◆ Description of the task
Exclude images, then output the remaining data verbatim.

[Items from a dataset]
--------------------

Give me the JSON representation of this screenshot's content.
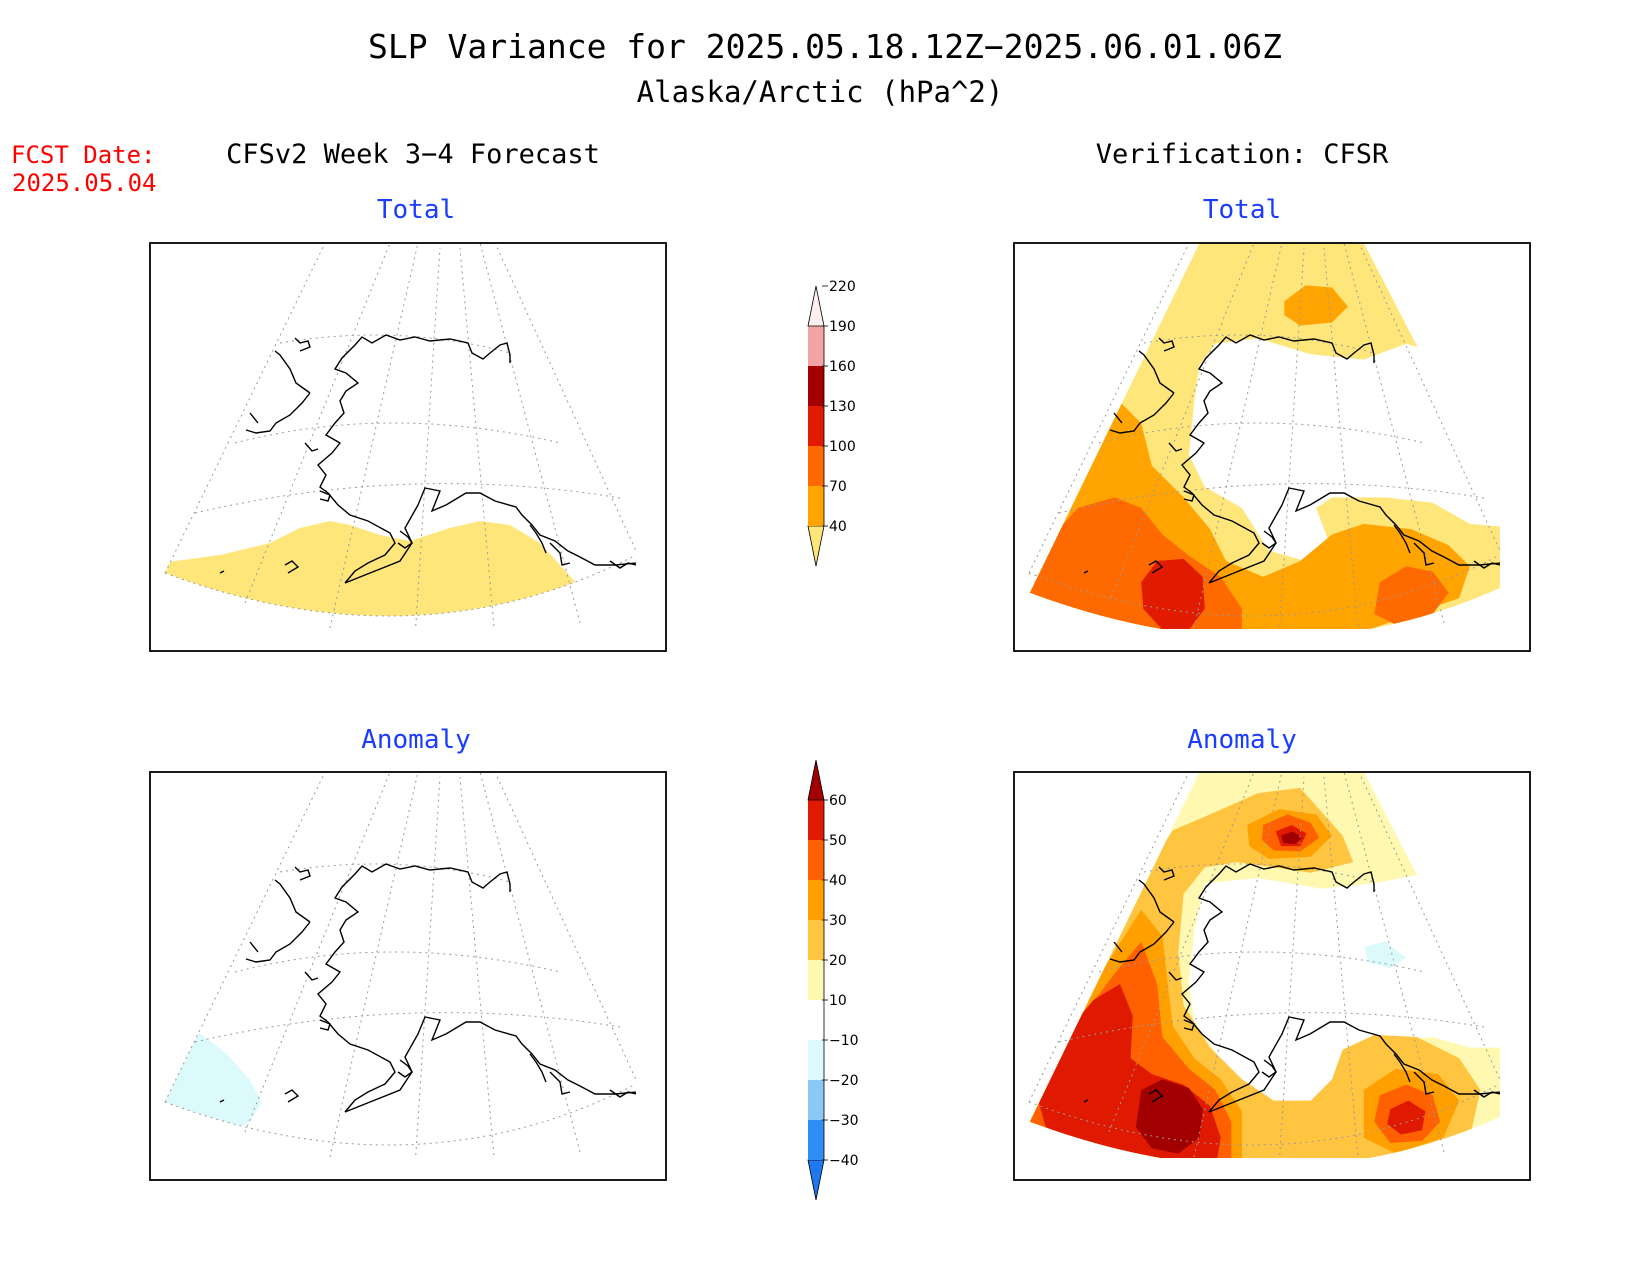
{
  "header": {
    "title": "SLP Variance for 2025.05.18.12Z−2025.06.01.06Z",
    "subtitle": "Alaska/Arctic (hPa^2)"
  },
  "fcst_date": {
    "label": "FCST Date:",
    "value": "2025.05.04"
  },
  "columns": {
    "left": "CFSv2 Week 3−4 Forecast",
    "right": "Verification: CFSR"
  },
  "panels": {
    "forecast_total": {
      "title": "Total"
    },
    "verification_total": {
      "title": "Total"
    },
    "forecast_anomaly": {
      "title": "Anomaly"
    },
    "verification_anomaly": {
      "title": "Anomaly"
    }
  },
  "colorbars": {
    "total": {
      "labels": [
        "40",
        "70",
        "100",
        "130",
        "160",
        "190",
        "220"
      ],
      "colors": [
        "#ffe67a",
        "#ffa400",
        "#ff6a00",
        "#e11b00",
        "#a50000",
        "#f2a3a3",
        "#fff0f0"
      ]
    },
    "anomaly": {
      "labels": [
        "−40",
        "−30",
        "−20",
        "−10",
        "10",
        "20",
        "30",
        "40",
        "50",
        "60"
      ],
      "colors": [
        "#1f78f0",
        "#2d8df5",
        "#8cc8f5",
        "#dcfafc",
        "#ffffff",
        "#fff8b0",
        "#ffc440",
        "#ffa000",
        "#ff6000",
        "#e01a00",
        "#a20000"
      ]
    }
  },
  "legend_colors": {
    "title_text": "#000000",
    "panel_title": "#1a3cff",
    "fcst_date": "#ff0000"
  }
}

--------------------

◆ Final result
Give me the JSON representation of this screenshot's content.
{
  "header": {
    "title": "SLP Variance for 2025.05.18.12Z−2025.06.01.06Z",
    "subtitle": "Alaska/Arctic (hPa^2)"
  },
  "fcst_date": {
    "label": "FCST Date:",
    "value": "2025.05.04"
  },
  "columns": {
    "left": "CFSv2 Week 3−4 Forecast",
    "right": "Verification: CFSR"
  },
  "panels": {
    "forecast_total": {
      "title": "Total"
    },
    "verification_total": {
      "title": "Total"
    },
    "forecast_anomaly": {
      "title": "Anomaly"
    },
    "verification_anomaly": {
      "title": "Anomaly"
    }
  },
  "colorbars": {
    "total": {
      "labels": [
        "40",
        "70",
        "100",
        "130",
        "160",
        "190",
        "220"
      ],
      "colors": [
        "#ffe67a",
        "#ffa400",
        "#ff6a00",
        "#e11b00",
        "#a50000",
        "#f2a3a3",
        "#fff0f0"
      ]
    },
    "anomaly": {
      "labels": [
        "−40",
        "−30",
        "−20",
        "−10",
        "10",
        "20",
        "30",
        "40",
        "50",
        "60"
      ],
      "colors": [
        "#1f78f0",
        "#2d8df5",
        "#8cc8f5",
        "#dcfafc",
        "#ffffff",
        "#fff8b0",
        "#ffc440",
        "#ffa000",
        "#ff6000",
        "#e01a00",
        "#a20000"
      ]
    }
  },
  "legend_colors": {
    "title_text": "#000000",
    "panel_title": "#1a3cff",
    "fcst_date": "#ff0000"
  }
}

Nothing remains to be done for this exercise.